## What you should do
Would you transcribe all of the data exactly, down to the last character?
──────── Working data
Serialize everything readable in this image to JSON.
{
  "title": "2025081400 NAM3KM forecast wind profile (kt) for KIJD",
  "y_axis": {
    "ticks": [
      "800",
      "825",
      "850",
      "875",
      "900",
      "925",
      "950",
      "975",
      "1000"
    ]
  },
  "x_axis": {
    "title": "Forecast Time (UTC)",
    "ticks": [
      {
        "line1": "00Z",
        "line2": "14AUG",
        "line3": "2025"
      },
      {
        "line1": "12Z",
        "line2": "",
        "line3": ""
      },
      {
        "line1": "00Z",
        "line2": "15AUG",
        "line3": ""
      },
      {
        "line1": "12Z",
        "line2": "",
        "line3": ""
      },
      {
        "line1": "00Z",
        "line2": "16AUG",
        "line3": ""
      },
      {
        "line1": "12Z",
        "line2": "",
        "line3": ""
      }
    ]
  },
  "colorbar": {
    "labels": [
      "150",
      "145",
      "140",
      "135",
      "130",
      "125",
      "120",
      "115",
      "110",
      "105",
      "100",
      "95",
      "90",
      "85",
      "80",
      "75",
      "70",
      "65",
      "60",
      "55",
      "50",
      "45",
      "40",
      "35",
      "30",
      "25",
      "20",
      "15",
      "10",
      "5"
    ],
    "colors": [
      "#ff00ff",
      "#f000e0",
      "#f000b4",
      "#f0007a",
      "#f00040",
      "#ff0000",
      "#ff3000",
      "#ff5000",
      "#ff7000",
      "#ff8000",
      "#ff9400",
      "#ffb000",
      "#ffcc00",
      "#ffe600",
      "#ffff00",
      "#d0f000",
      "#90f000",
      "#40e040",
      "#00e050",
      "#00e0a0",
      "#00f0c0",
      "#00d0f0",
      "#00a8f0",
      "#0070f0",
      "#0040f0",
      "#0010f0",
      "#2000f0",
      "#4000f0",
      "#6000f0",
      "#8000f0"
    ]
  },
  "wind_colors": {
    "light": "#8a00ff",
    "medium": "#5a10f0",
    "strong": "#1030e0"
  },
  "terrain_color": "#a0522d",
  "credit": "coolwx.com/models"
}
────────────────
## Final result
Serialize everything readable in this image to JSON.
{
  "title": "2025081400 NAM3KM forecast wind profile (kt) for KIJD",
  "y_axis": {
    "ticks": [
      "800",
      "825",
      "850",
      "875",
      "900",
      "925",
      "950",
      "975",
      "1000"
    ]
  },
  "x_axis": {
    "title": "Forecast Time (UTC)",
    "ticks": [
      {
        "line1": "00Z",
        "line2": "14AUG",
        "line3": "2025"
      },
      {
        "line1": "12Z",
        "line2": "",
        "line3": ""
      },
      {
        "line1": "00Z",
        "line2": "15AUG",
        "line3": ""
      },
      {
        "line1": "12Z",
        "line2": "",
        "line3": ""
      },
      {
        "line1": "00Z",
        "line2": "16AUG",
        "line3": ""
      },
      {
        "line1": "12Z",
        "line2": "",
        "line3": ""
      }
    ]
  },
  "colorbar": {
    "labels": [
      "150",
      "145",
      "140",
      "135",
      "130",
      "125",
      "120",
      "115",
      "110",
      "105",
      "100",
      "95",
      "90",
      "85",
      "80",
      "75",
      "70",
      "65",
      "60",
      "55",
      "50",
      "45",
      "40",
      "35",
      "30",
      "25",
      "20",
      "15",
      "10",
      "5"
    ],
    "colors": [
      "#ff00ff",
      "#f000e0",
      "#f000b4",
      "#f0007a",
      "#f00040",
      "#ff0000",
      "#ff3000",
      "#ff5000",
      "#ff7000",
      "#ff8000",
      "#ff9400",
      "#ffb000",
      "#ffcc00",
      "#ffe600",
      "#ffff00",
      "#d0f000",
      "#90f000",
      "#40e040",
      "#00e050",
      "#00e0a0",
      "#00f0c0",
      "#00d0f0",
      "#00a8f0",
      "#0070f0",
      "#0040f0",
      "#0010f0",
      "#2000f0",
      "#4000f0",
      "#6000f0",
      "#8000f0"
    ]
  },
  "wind_colors": {
    "light": "#8a00ff",
    "medium": "#5a10f0",
    "strong": "#1030e0"
  },
  "terrain_color": "#a0522d",
  "credit": "coolwx.com/models"
}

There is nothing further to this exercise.